AIM OF THE EXERCISE – Every record should be copied exactly, except that pictures are to be omitted.

####

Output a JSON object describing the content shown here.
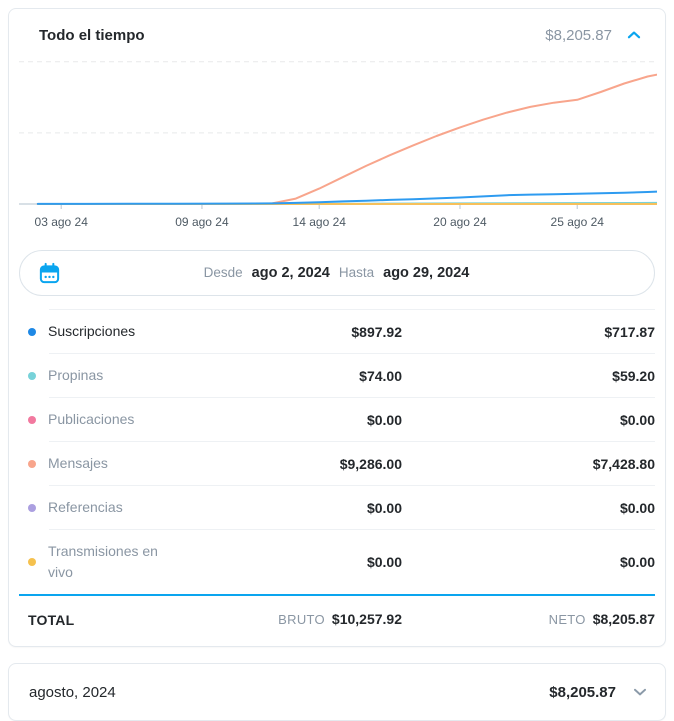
{
  "accent": "#0aa5ef",
  "header": {
    "title": "Todo el tiempo",
    "amount": "$8,205.87",
    "collapse_icon": "chevron-up-icon"
  },
  "chart_data": {
    "type": "line",
    "title": "Todo el tiempo - ganancias acumuladas",
    "x_unit": "day of August 2024",
    "x_range": [
      1.2,
      28.4
    ],
    "ylim": [
      0,
      10400
    ],
    "gridlines": [
      5000,
      10000
    ],
    "grid": "dashed-horizontal",
    "legend_position": "table-below",
    "x_ticks": [
      {
        "day": 3,
        "label": "03 ago 24"
      },
      {
        "day": 9,
        "label": "09 ago 24"
      },
      {
        "day": 14,
        "label": "14 ago 24"
      },
      {
        "day": 20,
        "label": "20 ago 24"
      },
      {
        "day": 25,
        "label": "25 ago 24"
      }
    ],
    "series": [
      {
        "name": "Suscripciones",
        "color": "#2e9bf0",
        "points": [
          [
            2,
            5
          ],
          [
            4,
            8
          ],
          [
            6,
            12
          ],
          [
            8,
            18
          ],
          [
            10,
            25
          ],
          [
            12,
            45
          ],
          [
            13,
            80
          ],
          [
            14,
            130
          ],
          [
            15,
            180
          ],
          [
            16,
            230
          ],
          [
            17,
            285
          ],
          [
            18,
            335
          ],
          [
            19,
            395
          ],
          [
            20,
            455
          ],
          [
            21,
            535
          ],
          [
            22,
            615
          ],
          [
            23,
            660
          ],
          [
            24,
            690
          ],
          [
            25,
            715
          ],
          [
            26,
            755
          ],
          [
            27,
            795
          ],
          [
            28,
            845
          ],
          [
            29,
            898
          ]
        ]
      },
      {
        "name": "Propinas",
        "color": "#78d2d9",
        "points": [
          [
            2,
            0
          ],
          [
            12,
            8
          ],
          [
            16,
            22
          ],
          [
            20,
            42
          ],
          [
            24,
            60
          ],
          [
            29,
            74
          ]
        ]
      },
      {
        "name": "Publicaciones",
        "color": "#f48fb1",
        "points": [
          [
            2,
            0
          ],
          [
            29,
            0
          ]
        ]
      },
      {
        "name": "Mensajes",
        "color": "#f8a58c",
        "points": [
          [
            2,
            0
          ],
          [
            11,
            0
          ],
          [
            12,
            40
          ],
          [
            13,
            380
          ],
          [
            14,
            1080
          ],
          [
            15,
            1880
          ],
          [
            16,
            2680
          ],
          [
            17,
            3420
          ],
          [
            18,
            4120
          ],
          [
            19,
            4780
          ],
          [
            20,
            5380
          ],
          [
            21,
            5930
          ],
          [
            22,
            6420
          ],
          [
            23,
            6820
          ],
          [
            24,
            7120
          ],
          [
            25,
            7320
          ],
          [
            26,
            7870
          ],
          [
            27,
            8470
          ],
          [
            28,
            8960
          ],
          [
            29,
            9286
          ]
        ]
      },
      {
        "name": "Referencias",
        "color": "#b0a6e3",
        "points": [
          [
            2,
            0
          ],
          [
            29,
            0
          ]
        ]
      },
      {
        "name": "Transmisiones en vivo",
        "color": "#f6c05b",
        "points": [
          [
            2,
            0
          ],
          [
            29,
            0
          ]
        ]
      }
    ]
  },
  "date_range": {
    "icon": "calendar-icon",
    "from_label": "Desde",
    "from_value": "ago 2, 2024",
    "to_label": "Hasta",
    "to_value": "ago 29, 2024"
  },
  "table": {
    "rows": [
      {
        "label": "Suscripciones",
        "color": "#1e88e5",
        "gross": "$897.92",
        "net": "$717.87",
        "active": true
      },
      {
        "label": "Propinas",
        "color": "#78d2d9",
        "gross": "$74.00",
        "net": "$59.20",
        "active": false
      },
      {
        "label": "Publicaciones",
        "color": "#f2799f",
        "gross": "$0.00",
        "net": "$0.00",
        "active": false
      },
      {
        "label": "Mensajes",
        "color": "#f8a58c",
        "gross": "$9,286.00",
        "net": "$7,428.80",
        "active": false
      },
      {
        "label": "Referencias",
        "color": "#ab9fe0",
        "gross": "$0.00",
        "net": "$0.00",
        "active": false
      },
      {
        "label": "Transmisiones en vivo",
        "color": "#f5c14e",
        "gross": "$0.00",
        "net": "$0.00",
        "active": false
      }
    ],
    "total": {
      "label": "TOTAL",
      "gross_label": "BRUTO",
      "gross": "$10,257.92",
      "net_label": "NETO",
      "net": "$8,205.87"
    }
  },
  "footer_card": {
    "label": "agosto, 2024",
    "amount": "$8,205.87",
    "expand_icon": "chevron-down-icon"
  }
}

####

COMPLETED TASK –
Output a JSON object describing the content shown here.
{
  "accent": "#0aa5ef",
  "header": {
    "title": "Todo el tiempo",
    "amount": "$8,205.87",
    "collapse_icon": "chevron-up-icon"
  },
  "chart_data": {
    "type": "line",
    "title": "Todo el tiempo - ganancias acumuladas",
    "x_unit": "day of August 2024",
    "x_range": [
      1.2,
      28.4
    ],
    "ylim": [
      0,
      10400
    ],
    "gridlines": [
      5000,
      10000
    ],
    "grid": "dashed-horizontal",
    "legend_position": "table-below",
    "x_ticks": [
      {
        "day": 3,
        "label": "03 ago 24"
      },
      {
        "day": 9,
        "label": "09 ago 24"
      },
      {
        "day": 14,
        "label": "14 ago 24"
      },
      {
        "day": 20,
        "label": "20 ago 24"
      },
      {
        "day": 25,
        "label": "25 ago 24"
      }
    ],
    "series": [
      {
        "name": "Suscripciones",
        "color": "#2e9bf0",
        "points": [
          [
            2,
            5
          ],
          [
            4,
            8
          ],
          [
            6,
            12
          ],
          [
            8,
            18
          ],
          [
            10,
            25
          ],
          [
            12,
            45
          ],
          [
            13,
            80
          ],
          [
            14,
            130
          ],
          [
            15,
            180
          ],
          [
            16,
            230
          ],
          [
            17,
            285
          ],
          [
            18,
            335
          ],
          [
            19,
            395
          ],
          [
            20,
            455
          ],
          [
            21,
            535
          ],
          [
            22,
            615
          ],
          [
            23,
            660
          ],
          [
            24,
            690
          ],
          [
            25,
            715
          ],
          [
            26,
            755
          ],
          [
            27,
            795
          ],
          [
            28,
            845
          ],
          [
            29,
            898
          ]
        ]
      },
      {
        "name": "Propinas",
        "color": "#78d2d9",
        "points": [
          [
            2,
            0
          ],
          [
            12,
            8
          ],
          [
            16,
            22
          ],
          [
            20,
            42
          ],
          [
            24,
            60
          ],
          [
            29,
            74
          ]
        ]
      },
      {
        "name": "Publicaciones",
        "color": "#f48fb1",
        "points": [
          [
            2,
            0
          ],
          [
            29,
            0
          ]
        ]
      },
      {
        "name": "Mensajes",
        "color": "#f8a58c",
        "points": [
          [
            2,
            0
          ],
          [
            11,
            0
          ],
          [
            12,
            40
          ],
          [
            13,
            380
          ],
          [
            14,
            1080
          ],
          [
            15,
            1880
          ],
          [
            16,
            2680
          ],
          [
            17,
            3420
          ],
          [
            18,
            4120
          ],
          [
            19,
            4780
          ],
          [
            20,
            5380
          ],
          [
            21,
            5930
          ],
          [
            22,
            6420
          ],
          [
            23,
            6820
          ],
          [
            24,
            7120
          ],
          [
            25,
            7320
          ],
          [
            26,
            7870
          ],
          [
            27,
            8470
          ],
          [
            28,
            8960
          ],
          [
            29,
            9286
          ]
        ]
      },
      {
        "name": "Referencias",
        "color": "#b0a6e3",
        "points": [
          [
            2,
            0
          ],
          [
            29,
            0
          ]
        ]
      },
      {
        "name": "Transmisiones en vivo",
        "color": "#f6c05b",
        "points": [
          [
            2,
            0
          ],
          [
            29,
            0
          ]
        ]
      }
    ]
  },
  "date_range": {
    "icon": "calendar-icon",
    "from_label": "Desde",
    "from_value": "ago 2, 2024",
    "to_label": "Hasta",
    "to_value": "ago 29, 2024"
  },
  "table": {
    "rows": [
      {
        "label": "Suscripciones",
        "color": "#1e88e5",
        "gross": "$897.92",
        "net": "$717.87",
        "active": true
      },
      {
        "label": "Propinas",
        "color": "#78d2d9",
        "gross": "$74.00",
        "net": "$59.20",
        "active": false
      },
      {
        "label": "Publicaciones",
        "color": "#f2799f",
        "gross": "$0.00",
        "net": "$0.00",
        "active": false
      },
      {
        "label": "Mensajes",
        "color": "#f8a58c",
        "gross": "$9,286.00",
        "net": "$7,428.80",
        "active": false
      },
      {
        "label": "Referencias",
        "color": "#ab9fe0",
        "gross": "$0.00",
        "net": "$0.00",
        "active": false
      },
      {
        "label": "Transmisiones en vivo",
        "color": "#f5c14e",
        "gross": "$0.00",
        "net": "$0.00",
        "active": false
      }
    ],
    "total": {
      "label": "TOTAL",
      "gross_label": "BRUTO",
      "gross": "$10,257.92",
      "net_label": "NETO",
      "net": "$8,205.87"
    }
  },
  "footer_card": {
    "label": "agosto, 2024",
    "amount": "$8,205.87",
    "expand_icon": "chevron-down-icon"
  }
}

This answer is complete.